• [Exercise]:
Return all of the data exactly as given.

--- Material ---

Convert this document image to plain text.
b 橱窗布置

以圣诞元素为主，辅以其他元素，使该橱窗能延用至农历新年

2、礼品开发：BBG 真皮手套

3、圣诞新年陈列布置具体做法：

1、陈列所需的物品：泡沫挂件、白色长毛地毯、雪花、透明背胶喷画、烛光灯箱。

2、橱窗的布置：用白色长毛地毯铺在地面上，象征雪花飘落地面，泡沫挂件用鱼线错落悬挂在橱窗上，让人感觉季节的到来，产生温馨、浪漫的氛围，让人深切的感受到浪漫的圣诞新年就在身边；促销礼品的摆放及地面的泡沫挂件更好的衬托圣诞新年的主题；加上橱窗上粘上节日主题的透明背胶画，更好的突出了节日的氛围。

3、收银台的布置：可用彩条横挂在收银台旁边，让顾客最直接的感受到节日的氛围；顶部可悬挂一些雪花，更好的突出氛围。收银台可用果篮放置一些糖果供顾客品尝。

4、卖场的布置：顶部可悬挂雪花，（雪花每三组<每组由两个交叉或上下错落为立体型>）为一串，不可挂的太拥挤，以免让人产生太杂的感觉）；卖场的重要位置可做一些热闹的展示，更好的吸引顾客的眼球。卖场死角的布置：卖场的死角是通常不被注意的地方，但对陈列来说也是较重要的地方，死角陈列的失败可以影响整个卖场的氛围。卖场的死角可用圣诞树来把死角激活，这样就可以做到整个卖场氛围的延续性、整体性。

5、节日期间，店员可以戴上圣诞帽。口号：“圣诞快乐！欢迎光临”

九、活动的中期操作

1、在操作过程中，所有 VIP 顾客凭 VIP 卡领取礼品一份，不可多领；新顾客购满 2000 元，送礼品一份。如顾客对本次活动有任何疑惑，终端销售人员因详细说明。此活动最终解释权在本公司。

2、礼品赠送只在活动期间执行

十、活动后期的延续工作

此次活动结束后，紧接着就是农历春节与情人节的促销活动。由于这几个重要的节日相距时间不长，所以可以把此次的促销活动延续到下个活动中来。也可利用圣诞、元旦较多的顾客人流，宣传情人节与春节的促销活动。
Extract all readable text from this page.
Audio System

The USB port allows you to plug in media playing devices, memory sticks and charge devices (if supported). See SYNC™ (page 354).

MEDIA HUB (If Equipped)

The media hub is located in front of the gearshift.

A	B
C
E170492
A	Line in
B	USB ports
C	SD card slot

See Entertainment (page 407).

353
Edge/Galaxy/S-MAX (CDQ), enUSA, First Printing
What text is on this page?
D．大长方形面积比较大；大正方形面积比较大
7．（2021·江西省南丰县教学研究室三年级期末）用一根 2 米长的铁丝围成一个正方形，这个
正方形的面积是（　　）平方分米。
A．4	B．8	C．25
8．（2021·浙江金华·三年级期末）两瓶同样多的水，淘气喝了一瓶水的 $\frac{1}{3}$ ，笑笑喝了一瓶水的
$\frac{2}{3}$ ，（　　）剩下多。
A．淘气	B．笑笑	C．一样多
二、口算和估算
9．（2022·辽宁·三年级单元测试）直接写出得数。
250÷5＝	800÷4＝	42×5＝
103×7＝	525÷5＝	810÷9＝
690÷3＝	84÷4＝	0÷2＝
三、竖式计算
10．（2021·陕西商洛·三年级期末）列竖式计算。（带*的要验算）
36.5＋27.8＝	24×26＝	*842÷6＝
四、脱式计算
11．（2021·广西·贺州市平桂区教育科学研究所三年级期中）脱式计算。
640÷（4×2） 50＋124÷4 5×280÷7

---

• [Right answer]:
Convert this document image to plain text.
b 橱窗布置

以圣诞元素为主，辅以其他元素，使该橱窗能延用至农历新年

2、礼品开发：BBG 真皮手套

3、圣诞新年陈列布置具体做法：

1、陈列所需的物品：泡沫挂件、白色长毛地毯、雪花、透明背胶喷画、烛光灯箱。

2、橱窗的布置：用白色长毛地毯铺在地面上，象征雪花飘落地面，泡沫挂件用鱼线错落悬挂在橱窗上，让人感觉季节的到来，产生温馨、浪漫的氛围，让人深切的感受到浪漫的圣诞新年就在身边；促销礼品的摆放及地面的泡沫挂件更好的衬托圣诞新年的主题；加上橱窗上粘上节日主题的透明背胶画，更好的突出了节日的氛围。

3、收银台的布置：可用彩条横挂在收银台旁边，让顾客最直接的感受到节日的氛围；顶部可悬挂一些雪花，更好的突出氛围。收银台可用果篮放置一些糖果供顾客品尝。

4、卖场的布置：顶部可悬挂雪花，（雪花每三组<每组由两个交叉或上下错落为立体型>）为一串，不可挂的太拥挤，以免让人产生太杂的感觉）；卖场的重要位置可做一些热闹的展示，更好的吸引顾客的眼球。卖场死角的布置：卖场的死角是通常不被注意的地方，但对陈列来说也是较重要的地方，死角陈列的失败可以影响整个卖场的氛围。卖场的死角可用圣诞树来把死角激活，这样就可以做到整个卖场氛围的延续性、整体性。

5、节日期间，店员可以戴上圣诞帽。口号：“圣诞快乐！欢迎光临”

九、活动的中期操作

1、在操作过程中，所有 VIP 顾客凭 VIP 卡领取礼品一份，不可多领；新顾客购满 2000 元，送礼品一份。如顾客对本次活动有任何疑惑，终端销售人员因详细说明。此活动最终解释权在本公司。

2、礼品赠送只在活动期间执行

十、活动后期的延续工作

此次活动结束后，紧接着就是农历春节与情人节的促销活动。由于这几个重要的节日相距时间不长，所以可以把此次的促销活动延续到下个活动中来。也可利用圣诞、元旦较多的顾客人流，宣传情人节与春节的促销活动。
Extract all readable text from this page.
Audio System

The USB port allows you to plug in media playing devices, memory sticks and charge devices (if supported). See SYNC™ (page 354).

MEDIA HUB (If Equipped)

The media hub is located in front of the gearshift.

A	B
C
E170492
A	Line in
B	USB ports
C	SD card slot

See Entertainment (page 407).

353
Edge/Galaxy/S-MAX (CDQ), enUSA, First Printing
What text is on this page?
D．大长方形面积比较大；大正方形面积比较大
7．（2021·江西省南丰县教学研究室三年级期末）用一根 2 米长的铁丝围成一个正方形，这个
正方形的面积是（　　）平方分米。
A．4	B．8	C．25
8．（2021·浙江金华·三年级期末）两瓶同样多的水，淘气喝了一瓶水的 $\frac{1}{3}$ ，笑笑喝了一瓶水的
$\frac{2}{3}$ ，（　　）剩下多。
A．淘气	B．笑笑	C．一样多
二、口算和估算
9．（2022·辽宁·三年级单元测试）直接写出得数。
250÷5＝	800÷4＝	42×5＝
103×7＝	525÷5＝	810÷9＝
690÷3＝	84÷4＝	0÷2＝
三、竖式计算
10．（2021·陕西商洛·三年级期末）列竖式计算。（带*的要验算）
36.5＋27.8＝	24×26＝	*842÷6＝
四、脱式计算
11．（2021·广西·贺州市平桂区教育科学研究所三年级期中）脱式计算。
640÷（4×2） 50＋124÷4 5×280÷7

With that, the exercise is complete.